PROVIDED MATERIAL>

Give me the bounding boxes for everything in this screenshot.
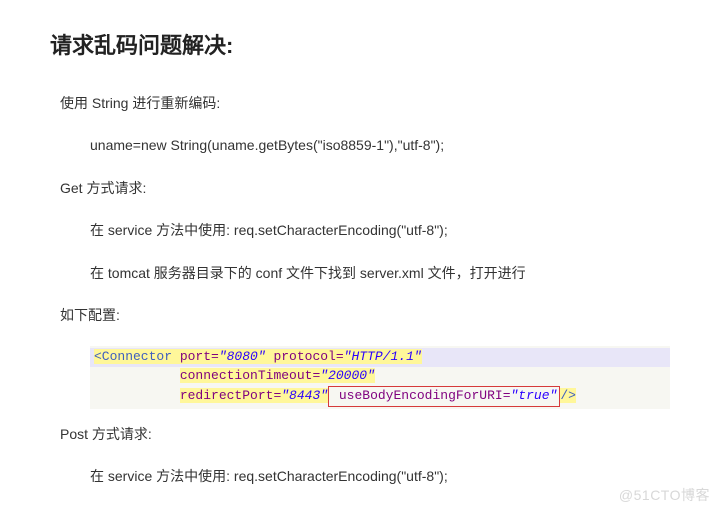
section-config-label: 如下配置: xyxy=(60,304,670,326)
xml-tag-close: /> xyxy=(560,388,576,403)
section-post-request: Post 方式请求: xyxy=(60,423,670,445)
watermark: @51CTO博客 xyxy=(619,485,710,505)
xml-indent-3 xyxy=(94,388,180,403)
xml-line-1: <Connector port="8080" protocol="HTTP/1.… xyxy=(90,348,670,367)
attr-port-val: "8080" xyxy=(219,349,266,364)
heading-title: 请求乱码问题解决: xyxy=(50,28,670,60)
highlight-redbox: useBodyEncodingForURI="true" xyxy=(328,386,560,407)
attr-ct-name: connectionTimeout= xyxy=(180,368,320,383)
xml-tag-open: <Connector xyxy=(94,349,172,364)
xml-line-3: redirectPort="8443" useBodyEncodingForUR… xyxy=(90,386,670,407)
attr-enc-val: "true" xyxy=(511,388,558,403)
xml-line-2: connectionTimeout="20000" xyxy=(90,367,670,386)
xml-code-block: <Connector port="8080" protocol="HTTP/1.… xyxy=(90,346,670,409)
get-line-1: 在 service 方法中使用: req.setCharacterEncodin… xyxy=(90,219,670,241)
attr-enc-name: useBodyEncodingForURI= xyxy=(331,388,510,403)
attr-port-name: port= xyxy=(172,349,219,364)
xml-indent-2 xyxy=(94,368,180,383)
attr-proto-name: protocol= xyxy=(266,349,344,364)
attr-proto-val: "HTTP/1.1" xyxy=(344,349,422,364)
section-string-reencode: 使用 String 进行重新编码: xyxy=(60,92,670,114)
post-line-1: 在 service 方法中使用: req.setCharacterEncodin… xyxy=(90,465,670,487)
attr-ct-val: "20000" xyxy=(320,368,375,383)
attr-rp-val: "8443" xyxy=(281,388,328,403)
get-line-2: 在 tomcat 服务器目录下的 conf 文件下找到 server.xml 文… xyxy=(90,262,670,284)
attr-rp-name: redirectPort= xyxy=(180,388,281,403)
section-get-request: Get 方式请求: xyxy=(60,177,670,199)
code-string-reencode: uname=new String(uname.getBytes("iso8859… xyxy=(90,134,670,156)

REQUEST>
Extract each line of the entries above that contains the string "service".

COMPLETED TASK>
get-line-1: 在 service 方法中使用: req.setCharacterEncodin… xyxy=(90,219,670,241)
post-line-1: 在 service 方法中使用: req.setCharacterEncodin… xyxy=(90,465,670,487)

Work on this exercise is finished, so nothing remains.